*Provided material*
§
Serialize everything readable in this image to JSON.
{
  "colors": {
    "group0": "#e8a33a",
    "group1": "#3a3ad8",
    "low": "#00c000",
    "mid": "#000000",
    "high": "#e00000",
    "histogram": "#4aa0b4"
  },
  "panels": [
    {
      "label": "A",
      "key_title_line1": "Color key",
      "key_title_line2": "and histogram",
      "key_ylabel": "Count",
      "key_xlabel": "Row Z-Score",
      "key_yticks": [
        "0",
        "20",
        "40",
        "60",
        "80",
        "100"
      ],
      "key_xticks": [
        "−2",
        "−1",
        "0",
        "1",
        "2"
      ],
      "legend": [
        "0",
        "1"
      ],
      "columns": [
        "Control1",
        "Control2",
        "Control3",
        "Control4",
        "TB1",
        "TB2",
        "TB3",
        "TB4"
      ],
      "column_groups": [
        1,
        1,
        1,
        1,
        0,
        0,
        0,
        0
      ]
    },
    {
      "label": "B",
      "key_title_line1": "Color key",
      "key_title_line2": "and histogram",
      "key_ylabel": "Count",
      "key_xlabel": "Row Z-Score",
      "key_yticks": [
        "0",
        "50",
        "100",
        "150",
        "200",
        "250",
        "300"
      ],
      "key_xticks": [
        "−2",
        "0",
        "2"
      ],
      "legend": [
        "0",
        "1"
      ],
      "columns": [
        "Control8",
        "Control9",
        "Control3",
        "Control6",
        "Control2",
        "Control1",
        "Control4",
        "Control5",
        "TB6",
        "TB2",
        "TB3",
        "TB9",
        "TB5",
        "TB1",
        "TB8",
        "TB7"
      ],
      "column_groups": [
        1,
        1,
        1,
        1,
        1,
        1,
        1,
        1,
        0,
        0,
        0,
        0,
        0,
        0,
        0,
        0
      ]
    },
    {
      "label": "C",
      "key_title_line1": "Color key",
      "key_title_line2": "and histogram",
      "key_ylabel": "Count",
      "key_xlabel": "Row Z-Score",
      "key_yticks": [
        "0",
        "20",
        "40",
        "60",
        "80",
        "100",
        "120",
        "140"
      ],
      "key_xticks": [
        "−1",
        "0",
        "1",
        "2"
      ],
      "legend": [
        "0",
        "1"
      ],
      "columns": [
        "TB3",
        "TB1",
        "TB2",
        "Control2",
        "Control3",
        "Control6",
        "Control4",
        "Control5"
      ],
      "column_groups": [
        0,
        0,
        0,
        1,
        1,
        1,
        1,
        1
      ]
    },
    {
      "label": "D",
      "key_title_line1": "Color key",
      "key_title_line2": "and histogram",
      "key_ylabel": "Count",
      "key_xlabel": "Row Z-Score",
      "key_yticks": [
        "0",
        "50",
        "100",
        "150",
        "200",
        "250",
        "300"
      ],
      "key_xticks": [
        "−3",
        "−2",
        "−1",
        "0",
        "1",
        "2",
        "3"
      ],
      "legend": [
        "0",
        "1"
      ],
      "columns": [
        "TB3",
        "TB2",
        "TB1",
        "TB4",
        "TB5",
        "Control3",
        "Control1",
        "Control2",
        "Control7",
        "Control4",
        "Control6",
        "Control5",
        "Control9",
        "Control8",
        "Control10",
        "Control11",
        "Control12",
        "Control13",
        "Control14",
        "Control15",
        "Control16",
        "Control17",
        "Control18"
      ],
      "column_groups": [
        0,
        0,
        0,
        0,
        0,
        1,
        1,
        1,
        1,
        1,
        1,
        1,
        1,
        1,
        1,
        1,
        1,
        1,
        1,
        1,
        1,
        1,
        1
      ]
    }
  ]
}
§
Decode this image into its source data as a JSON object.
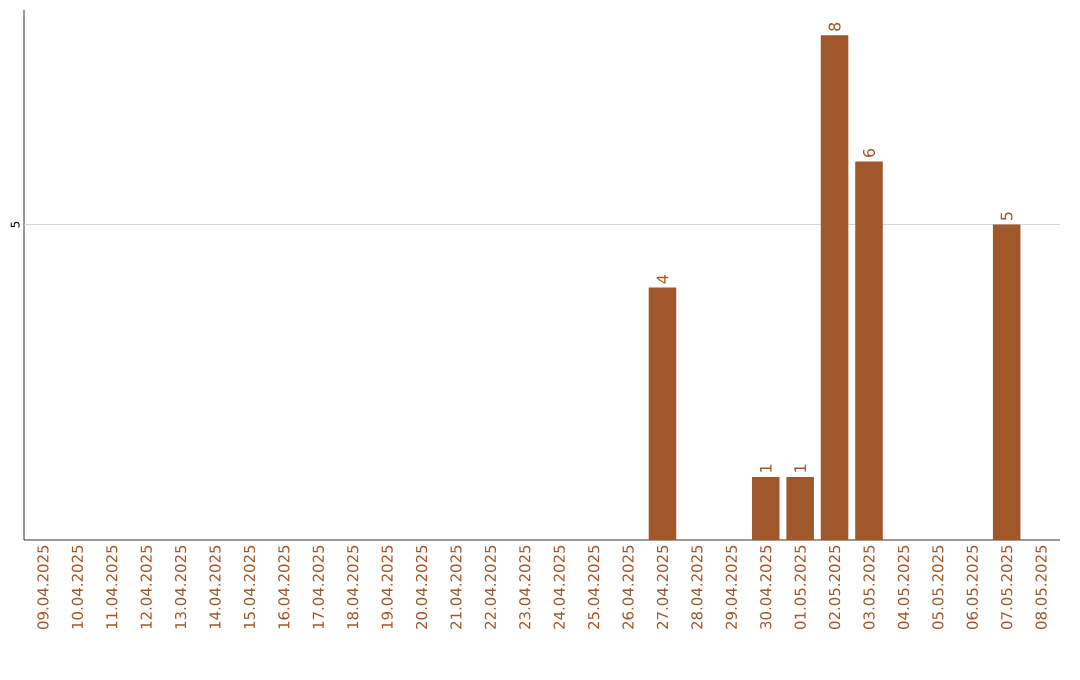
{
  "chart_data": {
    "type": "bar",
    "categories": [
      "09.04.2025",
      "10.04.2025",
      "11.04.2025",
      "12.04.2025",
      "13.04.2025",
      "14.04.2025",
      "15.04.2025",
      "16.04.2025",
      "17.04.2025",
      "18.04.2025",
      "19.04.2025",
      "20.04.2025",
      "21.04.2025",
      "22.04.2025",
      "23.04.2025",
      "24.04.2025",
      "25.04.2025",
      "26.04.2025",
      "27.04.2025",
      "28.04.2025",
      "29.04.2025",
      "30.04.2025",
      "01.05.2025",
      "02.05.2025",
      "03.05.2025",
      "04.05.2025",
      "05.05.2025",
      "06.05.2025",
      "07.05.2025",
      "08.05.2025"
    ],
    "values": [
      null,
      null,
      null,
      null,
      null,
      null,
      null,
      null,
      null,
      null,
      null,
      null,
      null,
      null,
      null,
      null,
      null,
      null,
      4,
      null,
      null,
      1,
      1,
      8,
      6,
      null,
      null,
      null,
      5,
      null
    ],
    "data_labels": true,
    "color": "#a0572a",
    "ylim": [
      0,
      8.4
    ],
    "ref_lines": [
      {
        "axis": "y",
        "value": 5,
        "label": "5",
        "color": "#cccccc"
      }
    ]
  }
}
§
*Requirement*
What is the number of lines in the records that contain the string "this"? Give only that number.

*Expected answer*
2